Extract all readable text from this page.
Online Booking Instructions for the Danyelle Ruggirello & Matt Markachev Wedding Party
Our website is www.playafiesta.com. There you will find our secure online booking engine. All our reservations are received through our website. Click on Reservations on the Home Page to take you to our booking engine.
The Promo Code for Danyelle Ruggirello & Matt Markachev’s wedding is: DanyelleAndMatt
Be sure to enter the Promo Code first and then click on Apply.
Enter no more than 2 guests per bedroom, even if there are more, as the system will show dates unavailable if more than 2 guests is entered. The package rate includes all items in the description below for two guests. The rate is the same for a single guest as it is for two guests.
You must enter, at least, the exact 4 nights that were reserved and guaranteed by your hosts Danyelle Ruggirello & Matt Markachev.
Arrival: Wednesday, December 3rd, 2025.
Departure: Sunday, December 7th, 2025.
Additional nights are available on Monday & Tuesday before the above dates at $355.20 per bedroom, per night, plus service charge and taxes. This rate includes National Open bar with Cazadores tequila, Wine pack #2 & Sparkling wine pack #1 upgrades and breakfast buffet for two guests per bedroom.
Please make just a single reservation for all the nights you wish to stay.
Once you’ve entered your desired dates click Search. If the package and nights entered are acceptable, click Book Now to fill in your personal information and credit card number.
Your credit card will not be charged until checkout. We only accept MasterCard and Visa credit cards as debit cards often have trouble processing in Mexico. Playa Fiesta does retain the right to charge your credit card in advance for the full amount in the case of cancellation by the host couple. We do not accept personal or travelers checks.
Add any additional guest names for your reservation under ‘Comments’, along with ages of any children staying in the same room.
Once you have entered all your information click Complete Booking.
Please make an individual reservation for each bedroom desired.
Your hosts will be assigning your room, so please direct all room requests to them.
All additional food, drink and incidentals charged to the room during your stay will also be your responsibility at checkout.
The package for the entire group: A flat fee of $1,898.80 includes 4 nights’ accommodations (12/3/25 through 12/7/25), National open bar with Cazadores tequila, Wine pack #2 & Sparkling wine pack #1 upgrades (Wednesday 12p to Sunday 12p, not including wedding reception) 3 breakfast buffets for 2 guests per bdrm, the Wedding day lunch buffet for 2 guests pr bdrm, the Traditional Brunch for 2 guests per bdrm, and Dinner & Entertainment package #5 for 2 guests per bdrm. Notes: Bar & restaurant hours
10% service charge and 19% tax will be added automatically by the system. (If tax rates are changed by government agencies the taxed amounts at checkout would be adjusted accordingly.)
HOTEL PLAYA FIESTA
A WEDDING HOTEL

---

● Written exercise:
Gather, from the listing above, every line carrying the word "desired".

● Task result:
Once you’ve entered your desired dates click Search. If the package and nights entered are acceptable, click Book Now to fill in your personal information and credit card number.
Please make an individual reservation for each bedroom desired.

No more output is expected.